[start]

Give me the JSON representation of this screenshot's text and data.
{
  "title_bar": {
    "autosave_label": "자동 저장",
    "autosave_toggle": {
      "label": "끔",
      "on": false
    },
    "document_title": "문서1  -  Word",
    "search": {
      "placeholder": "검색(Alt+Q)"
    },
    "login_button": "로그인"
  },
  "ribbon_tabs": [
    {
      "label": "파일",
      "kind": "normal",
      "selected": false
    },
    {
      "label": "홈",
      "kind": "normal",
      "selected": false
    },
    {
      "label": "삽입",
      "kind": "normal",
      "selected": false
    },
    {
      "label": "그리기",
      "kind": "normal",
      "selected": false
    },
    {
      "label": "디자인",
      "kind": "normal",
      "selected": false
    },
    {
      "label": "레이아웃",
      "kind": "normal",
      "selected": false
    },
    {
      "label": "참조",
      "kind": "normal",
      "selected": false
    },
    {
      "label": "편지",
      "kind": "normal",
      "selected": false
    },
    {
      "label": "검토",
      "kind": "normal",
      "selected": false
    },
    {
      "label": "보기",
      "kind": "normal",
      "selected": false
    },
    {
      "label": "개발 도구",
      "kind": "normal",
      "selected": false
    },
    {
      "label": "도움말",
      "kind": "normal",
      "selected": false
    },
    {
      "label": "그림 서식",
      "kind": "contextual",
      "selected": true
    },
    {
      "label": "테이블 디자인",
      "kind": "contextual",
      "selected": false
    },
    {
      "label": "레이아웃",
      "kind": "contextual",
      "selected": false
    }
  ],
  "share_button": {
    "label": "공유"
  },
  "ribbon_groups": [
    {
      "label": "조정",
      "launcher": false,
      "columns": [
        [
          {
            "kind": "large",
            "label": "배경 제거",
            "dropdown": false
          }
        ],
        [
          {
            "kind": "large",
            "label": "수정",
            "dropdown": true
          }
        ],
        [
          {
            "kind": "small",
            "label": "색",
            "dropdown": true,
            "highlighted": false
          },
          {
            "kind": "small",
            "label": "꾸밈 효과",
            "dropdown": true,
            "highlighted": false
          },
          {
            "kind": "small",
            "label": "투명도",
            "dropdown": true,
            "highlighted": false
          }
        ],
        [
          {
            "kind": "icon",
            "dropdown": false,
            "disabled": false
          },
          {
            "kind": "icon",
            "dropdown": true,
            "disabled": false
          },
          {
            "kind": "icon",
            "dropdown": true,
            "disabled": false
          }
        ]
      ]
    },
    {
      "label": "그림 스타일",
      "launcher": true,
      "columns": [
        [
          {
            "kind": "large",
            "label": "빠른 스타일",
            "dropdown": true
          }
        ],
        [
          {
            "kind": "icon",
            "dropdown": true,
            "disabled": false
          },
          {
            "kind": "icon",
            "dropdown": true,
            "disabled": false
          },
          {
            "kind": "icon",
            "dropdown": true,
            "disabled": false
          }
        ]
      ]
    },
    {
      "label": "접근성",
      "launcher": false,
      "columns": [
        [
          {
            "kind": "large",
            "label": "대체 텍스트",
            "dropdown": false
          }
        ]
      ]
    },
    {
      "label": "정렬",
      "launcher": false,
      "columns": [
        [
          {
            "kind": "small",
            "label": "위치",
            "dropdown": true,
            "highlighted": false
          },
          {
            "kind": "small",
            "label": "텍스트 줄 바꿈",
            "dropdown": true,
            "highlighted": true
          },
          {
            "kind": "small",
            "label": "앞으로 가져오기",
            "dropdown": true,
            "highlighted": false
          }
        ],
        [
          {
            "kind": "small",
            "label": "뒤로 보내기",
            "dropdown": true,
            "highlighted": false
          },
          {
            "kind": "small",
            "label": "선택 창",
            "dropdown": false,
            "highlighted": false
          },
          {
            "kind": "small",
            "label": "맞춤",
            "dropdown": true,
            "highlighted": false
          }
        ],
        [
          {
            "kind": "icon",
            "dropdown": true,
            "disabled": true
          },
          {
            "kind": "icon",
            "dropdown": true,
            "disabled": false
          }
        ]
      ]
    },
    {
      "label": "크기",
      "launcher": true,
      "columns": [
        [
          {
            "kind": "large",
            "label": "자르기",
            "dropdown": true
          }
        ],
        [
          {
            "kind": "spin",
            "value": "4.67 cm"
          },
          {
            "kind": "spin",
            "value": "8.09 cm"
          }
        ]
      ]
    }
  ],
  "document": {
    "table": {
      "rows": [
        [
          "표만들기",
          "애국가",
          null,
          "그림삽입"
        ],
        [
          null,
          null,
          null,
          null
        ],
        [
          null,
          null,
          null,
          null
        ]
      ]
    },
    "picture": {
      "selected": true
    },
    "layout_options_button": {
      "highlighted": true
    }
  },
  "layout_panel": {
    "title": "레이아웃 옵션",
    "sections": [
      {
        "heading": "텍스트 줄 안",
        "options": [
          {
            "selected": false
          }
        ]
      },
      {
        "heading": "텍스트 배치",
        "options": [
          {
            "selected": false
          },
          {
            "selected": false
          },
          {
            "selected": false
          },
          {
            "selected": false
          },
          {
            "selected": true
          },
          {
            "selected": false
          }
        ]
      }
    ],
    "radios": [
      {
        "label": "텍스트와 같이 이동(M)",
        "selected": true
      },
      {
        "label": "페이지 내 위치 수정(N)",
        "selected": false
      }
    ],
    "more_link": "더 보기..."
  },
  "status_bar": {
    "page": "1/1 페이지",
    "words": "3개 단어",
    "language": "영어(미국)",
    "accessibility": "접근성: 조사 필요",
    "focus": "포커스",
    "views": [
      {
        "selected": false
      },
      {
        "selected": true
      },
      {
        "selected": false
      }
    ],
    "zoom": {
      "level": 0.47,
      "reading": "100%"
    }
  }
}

[end]

* **Goal**
What do the records say? Quote them all exactly.

* **Solution for this exercise**
Give me the JSON representation of this screenshot's text and data.
{
  "title_bar": {
    "autosave_label": "자동 저장",
    "autosave_toggle": {
      "label": "끔",
      "on": false
    },
    "document_title": "문서1  -  Word",
    "search": {
      "placeholder": "검색(Alt+Q)"
    },
    "login_button": "로그인"
  },
  "ribbon_tabs": [
    {
      "label": "파일",
      "kind": "normal",
      "selected": false
    },
    {
      "label": "홈",
      "kind": "normal",
      "selected": false
    },
    {
      "label": "삽입",
      "kind": "normal",
      "selected": false
    },
    {
      "label": "그리기",
      "kind": "normal",
      "selected": false
    },
    {
      "label": "디자인",
      "kind": "normal",
      "selected": false
    },
    {
      "label": "레이아웃",
      "kind": "normal",
      "selected": false
    },
    {
      "label": "참조",
      "kind": "normal",
      "selected": false
    },
    {
      "label": "편지",
      "kind": "normal",
      "selected": false
    },
    {
      "label": "검토",
      "kind": "normal",
      "selected": false
    },
    {
      "label": "보기",
      "kind": "normal",
      "selected": false
    },
    {
      "label": "개발 도구",
      "kind": "normal",
      "selected": false
    },
    {
      "label": "도움말",
      "kind": "normal",
      "selected": false
    },
    {
      "label": "그림 서식",
      "kind": "contextual",
      "selected": true
    },
    {
      "label": "테이블 디자인",
      "kind": "contextual",
      "selected": false
    },
    {
      "label": "레이아웃",
      "kind": "contextual",
      "selected": false
    }
  ],
  "share_button": {
    "label": "공유"
  },
  "ribbon_groups": [
    {
      "label": "조정",
      "launcher": false,
      "columns": [
        [
          {
            "kind": "large",
            "label": "배경 제거",
            "dropdown": false
          }
        ],
        [
          {
            "kind": "large",
            "label": "수정",
            "dropdown": true
          }
        ],
        [
          {
            "kind": "small",
            "label": "색",
            "dropdown": true,
            "highlighted": false
          },
          {
            "kind": "small",
            "label": "꾸밈 효과",
            "dropdown": true,
            "highlighted": false
          },
          {
            "kind": "small",
            "label": "투명도",
            "dropdown": true,
            "highlighted": false
          }
        ],
        [
          {
            "kind": "icon",
            "dropdown": false,
            "disabled": false
          },
          {
            "kind": "icon",
            "dropdown": true,
            "disabled": false
          },
          {
            "kind": "icon",
            "dropdown": true,
            "disabled": false
          }
        ]
      ]
    },
    {
      "label": "그림 스타일",
      "launcher": true,
      "columns": [
        [
          {
            "kind": "large",
            "label": "빠른 스타일",
            "dropdown": true
          }
        ],
        [
          {
            "kind": "icon",
            "dropdown": true,
            "disabled": false
          },
          {
            "kind": "icon",
            "dropdown": true,
            "disabled": false
          },
          {
            "kind": "icon",
            "dropdown": true,
            "disabled": false
          }
        ]
      ]
    },
    {
      "label": "접근성",
      "launcher": false,
      "columns": [
        [
          {
            "kind": "large",
            "label": "대체 텍스트",
            "dropdown": false
          }
        ]
      ]
    },
    {
      "label": "정렬",
      "launcher": false,
      "columns": [
        [
          {
            "kind": "small",
            "label": "위치",
            "dropdown": true,
            "highlighted": false
          },
          {
            "kind": "small",
            "label": "텍스트 줄 바꿈",
            "dropdown": true,
            "highlighted": true
          },
          {
            "kind": "small",
            "label": "앞으로 가져오기",
            "dropdown": true,
            "highlighted": false
          }
        ],
        [
          {
            "kind": "small",
            "label": "뒤로 보내기",
            "dropdown": true,
            "highlighted": false
          },
          {
            "kind": "small",
            "label": "선택 창",
            "dropdown": false,
            "highlighted": false
          },
          {
            "kind": "small",
            "label": "맞춤",
            "dropdown": true,
            "highlighted": false
          }
        ],
        [
          {
            "kind": "icon",
            "dropdown": true,
            "disabled": true
          },
          {
            "kind": "icon",
            "dropdown": true,
            "disabled": false
          }
        ]
      ]
    },
    {
      "label": "크기",
      "launcher": true,
      "columns": [
        [
          {
            "kind": "large",
            "label": "자르기",
            "dropdown": true
          }
        ],
        [
          {
            "kind": "spin",
            "value": "4.67 cm"
          },
          {
            "kind": "spin",
            "value": "8.09 cm"
          }
        ]
      ]
    }
  ],
  "document": {
    "table": {
      "rows": [
        [
          "표만들기",
          "애국가",
          null,
          "그림삽입"
        ],
        [
          null,
          null,
          null,
          null
        ],
        [
          null,
          null,
          null,
          null
        ]
      ]
    },
    "picture": {
      "selected": true
    },
    "layout_options_button": {
      "highlighted": true
    }
  },
  "layout_panel": {
    "title": "레이아웃 옵션",
    "sections": [
      {
        "heading": "텍스트 줄 안",
        "options": [
          {
            "selected": false
          }
        ]
      },
      {
        "heading": "텍스트 배치",
        "options": [
          {
            "selected": false
          },
          {
            "selected": false
          },
          {
            "selected": false
          },
          {
            "selected": false
          },
          {
            "selected": true
          },
          {
            "selected": false
          }
        ]
      }
    ],
    "radios": [
      {
        "label": "텍스트와 같이 이동(M)",
        "selected": true
      },
      {
        "label": "페이지 내 위치 수정(N)",
        "selected": false
      }
    ],
    "more_link": "더 보기..."
  },
  "status_bar": {
    "page": "1/1 페이지",
    "words": "3개 단어",
    "language": "영어(미국)",
    "accessibility": "접근성: 조사 필요",
    "focus": "포커스",
    "views": [
      {
        "selected": false
      },
      {
        "selected": true
      },
      {
        "selected": false
      }
    ],
    "zoom": {
      "level": 0.47,
      "reading": "100%"
    }
  }
}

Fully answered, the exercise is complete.